[Collected data entries]
- - - - - - -

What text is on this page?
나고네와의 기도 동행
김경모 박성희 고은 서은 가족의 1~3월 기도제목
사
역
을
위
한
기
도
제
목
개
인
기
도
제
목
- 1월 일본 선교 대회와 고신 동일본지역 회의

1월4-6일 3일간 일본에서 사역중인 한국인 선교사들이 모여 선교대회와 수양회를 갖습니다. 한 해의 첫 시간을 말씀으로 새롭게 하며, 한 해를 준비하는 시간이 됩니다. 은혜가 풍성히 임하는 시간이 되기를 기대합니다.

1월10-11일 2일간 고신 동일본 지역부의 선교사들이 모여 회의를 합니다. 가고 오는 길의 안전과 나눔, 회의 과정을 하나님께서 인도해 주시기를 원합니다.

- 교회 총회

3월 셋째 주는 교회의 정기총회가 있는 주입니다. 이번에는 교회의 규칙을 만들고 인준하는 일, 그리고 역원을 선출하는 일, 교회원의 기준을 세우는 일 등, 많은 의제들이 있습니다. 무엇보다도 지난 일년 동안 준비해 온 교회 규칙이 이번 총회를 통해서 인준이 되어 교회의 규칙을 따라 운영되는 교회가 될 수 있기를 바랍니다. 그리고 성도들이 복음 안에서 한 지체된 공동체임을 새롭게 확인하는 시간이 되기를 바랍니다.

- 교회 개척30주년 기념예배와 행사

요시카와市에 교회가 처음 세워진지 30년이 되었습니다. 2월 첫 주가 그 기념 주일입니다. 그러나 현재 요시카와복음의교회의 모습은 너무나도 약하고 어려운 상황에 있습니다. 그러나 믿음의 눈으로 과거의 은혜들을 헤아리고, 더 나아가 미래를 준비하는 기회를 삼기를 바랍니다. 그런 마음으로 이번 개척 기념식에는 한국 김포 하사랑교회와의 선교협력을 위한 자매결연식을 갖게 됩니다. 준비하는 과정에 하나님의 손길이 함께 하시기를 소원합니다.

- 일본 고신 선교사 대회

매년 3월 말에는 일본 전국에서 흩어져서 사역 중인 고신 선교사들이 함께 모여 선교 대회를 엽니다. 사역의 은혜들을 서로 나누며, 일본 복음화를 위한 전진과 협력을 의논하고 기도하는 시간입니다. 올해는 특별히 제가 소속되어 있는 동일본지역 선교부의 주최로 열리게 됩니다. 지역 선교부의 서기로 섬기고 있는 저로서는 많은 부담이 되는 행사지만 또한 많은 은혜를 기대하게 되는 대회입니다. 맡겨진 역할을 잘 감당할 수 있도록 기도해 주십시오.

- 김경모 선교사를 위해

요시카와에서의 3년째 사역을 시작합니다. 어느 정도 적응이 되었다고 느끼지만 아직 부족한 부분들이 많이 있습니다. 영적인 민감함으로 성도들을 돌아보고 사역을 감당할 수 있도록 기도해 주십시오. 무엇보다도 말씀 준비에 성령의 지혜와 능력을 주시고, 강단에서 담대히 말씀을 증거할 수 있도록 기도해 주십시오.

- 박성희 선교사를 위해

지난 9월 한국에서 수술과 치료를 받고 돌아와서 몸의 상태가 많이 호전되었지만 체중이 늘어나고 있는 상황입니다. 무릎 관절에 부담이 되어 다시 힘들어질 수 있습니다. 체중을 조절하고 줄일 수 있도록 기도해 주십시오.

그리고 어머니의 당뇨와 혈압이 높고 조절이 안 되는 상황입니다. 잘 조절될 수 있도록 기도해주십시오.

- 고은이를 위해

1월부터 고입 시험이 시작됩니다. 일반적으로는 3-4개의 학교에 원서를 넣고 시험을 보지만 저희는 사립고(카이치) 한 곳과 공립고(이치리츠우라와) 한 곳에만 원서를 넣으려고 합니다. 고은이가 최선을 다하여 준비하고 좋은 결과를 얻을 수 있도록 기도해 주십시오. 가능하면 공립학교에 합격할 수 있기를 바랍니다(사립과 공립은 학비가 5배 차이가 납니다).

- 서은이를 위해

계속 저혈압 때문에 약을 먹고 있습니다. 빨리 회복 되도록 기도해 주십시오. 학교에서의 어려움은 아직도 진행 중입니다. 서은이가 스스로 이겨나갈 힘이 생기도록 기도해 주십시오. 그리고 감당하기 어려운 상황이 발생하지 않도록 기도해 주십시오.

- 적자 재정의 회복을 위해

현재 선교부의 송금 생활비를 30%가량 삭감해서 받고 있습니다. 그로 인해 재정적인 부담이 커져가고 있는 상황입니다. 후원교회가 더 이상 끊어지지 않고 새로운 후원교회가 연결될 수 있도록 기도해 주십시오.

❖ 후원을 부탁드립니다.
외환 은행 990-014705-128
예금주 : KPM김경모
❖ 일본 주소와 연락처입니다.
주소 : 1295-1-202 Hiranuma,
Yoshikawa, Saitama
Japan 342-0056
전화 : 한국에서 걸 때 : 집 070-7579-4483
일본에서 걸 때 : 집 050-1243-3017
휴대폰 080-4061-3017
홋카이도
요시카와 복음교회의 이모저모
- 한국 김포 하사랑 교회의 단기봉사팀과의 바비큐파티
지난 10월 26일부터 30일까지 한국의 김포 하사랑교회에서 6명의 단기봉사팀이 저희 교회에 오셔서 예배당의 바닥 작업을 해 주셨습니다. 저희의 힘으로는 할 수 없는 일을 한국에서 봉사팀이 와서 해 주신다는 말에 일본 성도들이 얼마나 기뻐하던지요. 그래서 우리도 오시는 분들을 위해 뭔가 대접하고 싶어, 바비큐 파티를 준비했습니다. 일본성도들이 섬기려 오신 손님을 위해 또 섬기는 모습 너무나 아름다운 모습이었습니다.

- - - - - - -

▶ Goal: Your task is to repeat the data exactly; please include every line.

▶ Answer to the problem:
What text is on this page?
나고네와의 기도 동행
김경모 박성희 고은 서은 가족의 1~3월 기도제목
사
역
을
위
한
기
도
제
목
개
인
기
도
제
목
- 1월 일본 선교 대회와 고신 동일본지역 회의

1월4-6일 3일간 일본에서 사역중인 한국인 선교사들이 모여 선교대회와 수양회를 갖습니다. 한 해의 첫 시간을 말씀으로 새롭게 하며, 한 해를 준비하는 시간이 됩니다. 은혜가 풍성히 임하는 시간이 되기를 기대합니다.

1월10-11일 2일간 고신 동일본 지역부의 선교사들이 모여 회의를 합니다. 가고 오는 길의 안전과 나눔, 회의 과정을 하나님께서 인도해 주시기를 원합니다.

- 교회 총회

3월 셋째 주는 교회의 정기총회가 있는 주입니다. 이번에는 교회의 규칙을 만들고 인준하는 일, 그리고 역원을 선출하는 일, 교회원의 기준을 세우는 일 등, 많은 의제들이 있습니다. 무엇보다도 지난 일년 동안 준비해 온 교회 규칙이 이번 총회를 통해서 인준이 되어 교회의 규칙을 따라 운영되는 교회가 될 수 있기를 바랍니다. 그리고 성도들이 복음 안에서 한 지체된 공동체임을 새롭게 확인하는 시간이 되기를 바랍니다.

- 교회 개척30주년 기념예배와 행사

요시카와市에 교회가 처음 세워진지 30년이 되었습니다. 2월 첫 주가 그 기념 주일입니다. 그러나 현재 요시카와복음의교회의 모습은 너무나도 약하고 어려운 상황에 있습니다. 그러나 믿음의 눈으로 과거의 은혜들을 헤아리고, 더 나아가 미래를 준비하는 기회를 삼기를 바랍니다. 그런 마음으로 이번 개척 기념식에는 한국 김포 하사랑교회와의 선교협력을 위한 자매결연식을 갖게 됩니다. 준비하는 과정에 하나님의 손길이 함께 하시기를 소원합니다.

- 일본 고신 선교사 대회

매년 3월 말에는 일본 전국에서 흩어져서 사역 중인 고신 선교사들이 함께 모여 선교 대회를 엽니다. 사역의 은혜들을 서로 나누며, 일본 복음화를 위한 전진과 협력을 의논하고 기도하는 시간입니다. 올해는 특별히 제가 소속되어 있는 동일본지역 선교부의 주최로 열리게 됩니다. 지역 선교부의 서기로 섬기고 있는 저로서는 많은 부담이 되는 행사지만 또한 많은 은혜를 기대하게 되는 대회입니다. 맡겨진 역할을 잘 감당할 수 있도록 기도해 주십시오.

- 김경모 선교사를 위해

요시카와에서의 3년째 사역을 시작합니다. 어느 정도 적응이 되었다고 느끼지만 아직 부족한 부분들이 많이 있습니다. 영적인 민감함으로 성도들을 돌아보고 사역을 감당할 수 있도록 기도해 주십시오. 무엇보다도 말씀 준비에 성령의 지혜와 능력을 주시고, 강단에서 담대히 말씀을 증거할 수 있도록 기도해 주십시오.

- 박성희 선교사를 위해

지난 9월 한국에서 수술과 치료를 받고 돌아와서 몸의 상태가 많이 호전되었지만 체중이 늘어나고 있는 상황입니다. 무릎 관절에 부담이 되어 다시 힘들어질 수 있습니다. 체중을 조절하고 줄일 수 있도록 기도해 주십시오.

그리고 어머니의 당뇨와 혈압이 높고 조절이 안 되는 상황입니다. 잘 조절될 수 있도록 기도해주십시오.

- 고은이를 위해

1월부터 고입 시험이 시작됩니다. 일반적으로는 3-4개의 학교에 원서를 넣고 시험을 보지만 저희는 사립고(카이치) 한 곳과 공립고(이치리츠우라와) 한 곳에만 원서를 넣으려고 합니다. 고은이가 최선을 다하여 준비하고 좋은 결과를 얻을 수 있도록 기도해 주십시오. 가능하면 공립학교에 합격할 수 있기를 바랍니다(사립과 공립은 학비가 5배 차이가 납니다).

- 서은이를 위해

계속 저혈압 때문에 약을 먹고 있습니다. 빨리 회복 되도록 기도해 주십시오. 학교에서의 어려움은 아직도 진행 중입니다. 서은이가 스스로 이겨나갈 힘이 생기도록 기도해 주십시오. 그리고 감당하기 어려운 상황이 발생하지 않도록 기도해 주십시오.

- 적자 재정의 회복을 위해

현재 선교부의 송금 생활비를 30%가량 삭감해서 받고 있습니다. 그로 인해 재정적인 부담이 커져가고 있는 상황입니다. 후원교회가 더 이상 끊어지지 않고 새로운 후원교회가 연결될 수 있도록 기도해 주십시오.

❖ 후원을 부탁드립니다.
외환 은행 990-014705-128
예금주 : KPM김경모
❖ 일본 주소와 연락처입니다.
주소 : 1295-1-202 Hiranuma,
Yoshikawa, Saitama
Japan 342-0056
전화 : 한국에서 걸 때 : 집 070-7579-4483
일본에서 걸 때 : 집 050-1243-3017
휴대폰 080-4061-3017
홋카이도
요시카와 복음교회의 이모저모
- 한국 김포 하사랑 교회의 단기봉사팀과의 바비큐파티
지난 10월 26일부터 30일까지 한국의 김포 하사랑교회에서 6명의 단기봉사팀이 저희 교회에 오셔서 예배당의 바닥 작업을 해 주셨습니다. 저희의 힘으로는 할 수 없는 일을 한국에서 봉사팀이 와서 해 주신다는 말에 일본 성도들이 얼마나 기뻐하던지요. 그래서 우리도 오시는 분들을 위해 뭔가 대접하고 싶어, 바비큐 파티를 준비했습니다. 일본성도들이 섬기려 오신 손님을 위해 또 섬기는 모습 너무나 아름다운 모습이었습니다.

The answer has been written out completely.